▶ **What is asked**
Exactly as given, repeat all of the entries.

▶ **Material shown**
────────

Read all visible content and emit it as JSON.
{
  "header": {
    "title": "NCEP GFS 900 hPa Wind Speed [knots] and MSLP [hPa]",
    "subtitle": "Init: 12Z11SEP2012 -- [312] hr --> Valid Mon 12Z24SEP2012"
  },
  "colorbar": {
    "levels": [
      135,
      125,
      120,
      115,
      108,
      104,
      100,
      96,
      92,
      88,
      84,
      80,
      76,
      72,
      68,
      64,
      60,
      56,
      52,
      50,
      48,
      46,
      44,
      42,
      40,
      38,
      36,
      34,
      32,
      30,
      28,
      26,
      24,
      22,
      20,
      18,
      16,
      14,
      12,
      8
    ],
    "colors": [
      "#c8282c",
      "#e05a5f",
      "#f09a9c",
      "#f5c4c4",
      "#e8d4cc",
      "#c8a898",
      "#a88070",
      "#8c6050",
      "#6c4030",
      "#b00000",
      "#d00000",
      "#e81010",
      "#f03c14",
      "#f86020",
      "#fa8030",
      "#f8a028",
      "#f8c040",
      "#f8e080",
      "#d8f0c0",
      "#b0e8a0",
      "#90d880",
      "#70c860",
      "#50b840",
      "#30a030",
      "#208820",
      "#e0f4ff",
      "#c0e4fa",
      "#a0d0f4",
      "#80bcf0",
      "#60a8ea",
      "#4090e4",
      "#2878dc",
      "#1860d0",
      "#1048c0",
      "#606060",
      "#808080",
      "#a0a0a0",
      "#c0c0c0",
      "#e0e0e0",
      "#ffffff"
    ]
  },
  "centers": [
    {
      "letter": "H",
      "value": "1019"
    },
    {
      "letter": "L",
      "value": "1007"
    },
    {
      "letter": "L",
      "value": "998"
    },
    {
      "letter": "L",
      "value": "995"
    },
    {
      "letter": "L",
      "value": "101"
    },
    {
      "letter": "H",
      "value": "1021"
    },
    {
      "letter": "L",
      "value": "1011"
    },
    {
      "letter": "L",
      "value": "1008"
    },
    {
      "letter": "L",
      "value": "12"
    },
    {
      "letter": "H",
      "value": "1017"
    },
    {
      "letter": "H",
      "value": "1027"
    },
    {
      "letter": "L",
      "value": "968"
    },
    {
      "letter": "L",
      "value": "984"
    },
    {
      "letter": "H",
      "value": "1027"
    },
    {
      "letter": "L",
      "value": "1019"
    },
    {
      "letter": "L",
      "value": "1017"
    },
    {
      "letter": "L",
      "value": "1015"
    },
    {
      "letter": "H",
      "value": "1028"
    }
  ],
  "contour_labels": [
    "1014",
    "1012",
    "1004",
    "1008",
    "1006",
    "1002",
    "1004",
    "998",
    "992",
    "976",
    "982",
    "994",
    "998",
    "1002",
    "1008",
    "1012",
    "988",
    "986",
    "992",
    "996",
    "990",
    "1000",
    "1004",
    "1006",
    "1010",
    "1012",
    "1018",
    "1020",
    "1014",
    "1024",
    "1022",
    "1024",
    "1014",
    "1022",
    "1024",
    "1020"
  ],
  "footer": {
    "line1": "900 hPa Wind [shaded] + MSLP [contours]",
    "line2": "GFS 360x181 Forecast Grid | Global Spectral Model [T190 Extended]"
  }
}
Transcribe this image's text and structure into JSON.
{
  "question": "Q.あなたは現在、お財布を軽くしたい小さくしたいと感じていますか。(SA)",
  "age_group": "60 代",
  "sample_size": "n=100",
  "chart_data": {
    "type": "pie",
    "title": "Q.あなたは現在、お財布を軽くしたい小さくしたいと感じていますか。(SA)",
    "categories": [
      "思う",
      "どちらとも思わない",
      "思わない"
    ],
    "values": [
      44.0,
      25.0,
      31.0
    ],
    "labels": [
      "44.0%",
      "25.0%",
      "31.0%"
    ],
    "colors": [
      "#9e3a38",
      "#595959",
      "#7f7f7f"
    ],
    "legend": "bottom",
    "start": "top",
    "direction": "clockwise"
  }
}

────────

▶ **Answer to this exercise**
Read all visible content and emit it as JSON.
{
  "header": {
    "title": "NCEP GFS 900 hPa Wind Speed [knots] and MSLP [hPa]",
    "subtitle": "Init: 12Z11SEP2012 -- [312] hr --> Valid Mon 12Z24SEP2012"
  },
  "colorbar": {
    "levels": [
      135,
      125,
      120,
      115,
      108,
      104,
      100,
      96,
      92,
      88,
      84,
      80,
      76,
      72,
      68,
      64,
      60,
      56,
      52,
      50,
      48,
      46,
      44,
      42,
      40,
      38,
      36,
      34,
      32,
      30,
      28,
      26,
      24,
      22,
      20,
      18,
      16,
      14,
      12,
      8
    ],
    "colors": [
      "#c8282c",
      "#e05a5f",
      "#f09a9c",
      "#f5c4c4",
      "#e8d4cc",
      "#c8a898",
      "#a88070",
      "#8c6050",
      "#6c4030",
      "#b00000",
      "#d00000",
      "#e81010",
      "#f03c14",
      "#f86020",
      "#fa8030",
      "#f8a028",
      "#f8c040",
      "#f8e080",
      "#d8f0c0",
      "#b0e8a0",
      "#90d880",
      "#70c860",
      "#50b840",
      "#30a030",
      "#208820",
      "#e0f4ff",
      "#c0e4fa",
      "#a0d0f4",
      "#80bcf0",
      "#60a8ea",
      "#4090e4",
      "#2878dc",
      "#1860d0",
      "#1048c0",
      "#606060",
      "#808080",
      "#a0a0a0",
      "#c0c0c0",
      "#e0e0e0",
      "#ffffff"
    ]
  },
  "centers": [
    {
      "letter": "H",
      "value": "1019"
    },
    {
      "letter": "L",
      "value": "1007"
    },
    {
      "letter": "L",
      "value": "998"
    },
    {
      "letter": "L",
      "value": "995"
    },
    {
      "letter": "L",
      "value": "101"
    },
    {
      "letter": "H",
      "value": "1021"
    },
    {
      "letter": "L",
      "value": "1011"
    },
    {
      "letter": "L",
      "value": "1008"
    },
    {
      "letter": "L",
      "value": "12"
    },
    {
      "letter": "H",
      "value": "1017"
    },
    {
      "letter": "H",
      "value": "1027"
    },
    {
      "letter": "L",
      "value": "968"
    },
    {
      "letter": "L",
      "value": "984"
    },
    {
      "letter": "H",
      "value": "1027"
    },
    {
      "letter": "L",
      "value": "1019"
    },
    {
      "letter": "L",
      "value": "1017"
    },
    {
      "letter": "L",
      "value": "1015"
    },
    {
      "letter": "H",
      "value": "1028"
    }
  ],
  "contour_labels": [
    "1014",
    "1012",
    "1004",
    "1008",
    "1006",
    "1002",
    "1004",
    "998",
    "992",
    "976",
    "982",
    "994",
    "998",
    "1002",
    "1008",
    "1012",
    "988",
    "986",
    "992",
    "996",
    "990",
    "1000",
    "1004",
    "1006",
    "1010",
    "1012",
    "1018",
    "1020",
    "1014",
    "1024",
    "1022",
    "1024",
    "1014",
    "1022",
    "1024",
    "1020"
  ],
  "footer": {
    "line1": "900 hPa Wind [shaded] + MSLP [contours]",
    "line2": "GFS 360x181 Forecast Grid | Global Spectral Model [T190 Extended]"
  }
}
Transcribe this image's text and structure into JSON.
{
  "question": "Q.あなたは現在、お財布を軽くしたい小さくしたいと感じていますか。(SA)",
  "age_group": "60 代",
  "sample_size": "n=100",
  "chart_data": {
    "type": "pie",
    "title": "Q.あなたは現在、お財布を軽くしたい小さくしたいと感じていますか。(SA)",
    "categories": [
      "思う",
      "どちらとも思わない",
      "思わない"
    ],
    "values": [
      44.0,
      25.0,
      31.0
    ],
    "labels": [
      "44.0%",
      "25.0%",
      "31.0%"
    ],
    "colors": [
      "#9e3a38",
      "#595959",
      "#7f7f7f"
    ],
    "legend": "bottom",
    "start": "top",
    "direction": "clockwise"
  }
}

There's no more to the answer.